■ **Task instructions**
Pick out each line containing the string "nsensor".

Structured figure records:
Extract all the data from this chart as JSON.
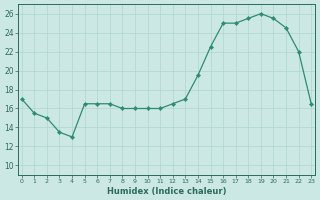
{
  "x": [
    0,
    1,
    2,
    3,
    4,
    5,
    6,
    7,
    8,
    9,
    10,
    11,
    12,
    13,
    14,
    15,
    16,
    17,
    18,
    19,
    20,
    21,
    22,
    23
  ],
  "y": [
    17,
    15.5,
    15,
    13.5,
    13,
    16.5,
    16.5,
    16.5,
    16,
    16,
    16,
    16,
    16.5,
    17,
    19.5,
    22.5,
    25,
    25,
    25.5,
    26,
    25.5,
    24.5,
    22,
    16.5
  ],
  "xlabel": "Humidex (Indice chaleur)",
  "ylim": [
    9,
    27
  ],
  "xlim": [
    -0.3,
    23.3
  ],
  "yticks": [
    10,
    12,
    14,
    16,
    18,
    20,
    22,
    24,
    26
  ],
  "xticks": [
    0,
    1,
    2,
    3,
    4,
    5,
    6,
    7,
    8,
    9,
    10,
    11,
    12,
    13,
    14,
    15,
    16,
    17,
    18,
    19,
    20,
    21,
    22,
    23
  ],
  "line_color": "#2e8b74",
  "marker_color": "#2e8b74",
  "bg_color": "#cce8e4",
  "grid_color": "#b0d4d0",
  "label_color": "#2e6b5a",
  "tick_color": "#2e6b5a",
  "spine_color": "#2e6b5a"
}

==

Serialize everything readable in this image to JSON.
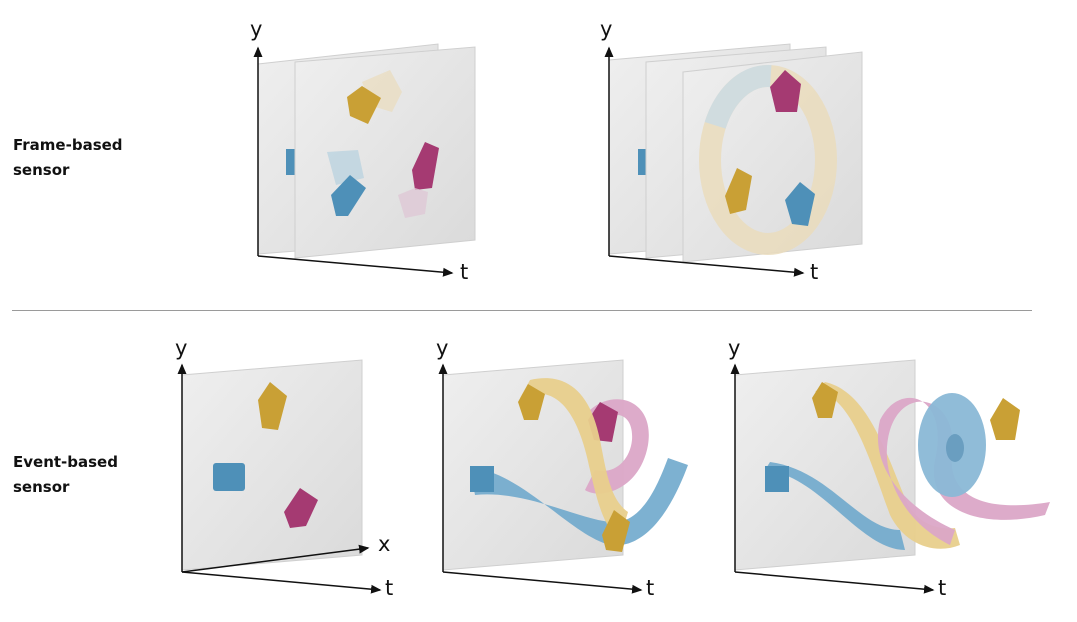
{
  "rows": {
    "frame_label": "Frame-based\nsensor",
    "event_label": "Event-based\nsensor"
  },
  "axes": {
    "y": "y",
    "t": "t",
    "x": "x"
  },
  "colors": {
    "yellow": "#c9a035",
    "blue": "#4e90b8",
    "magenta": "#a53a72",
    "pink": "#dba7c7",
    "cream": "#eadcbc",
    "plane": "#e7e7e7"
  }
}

■ **Reply to the exercise**
    "frame_label": "Frame-based\nsensor",
    "event_label": "Event-based\nsensor"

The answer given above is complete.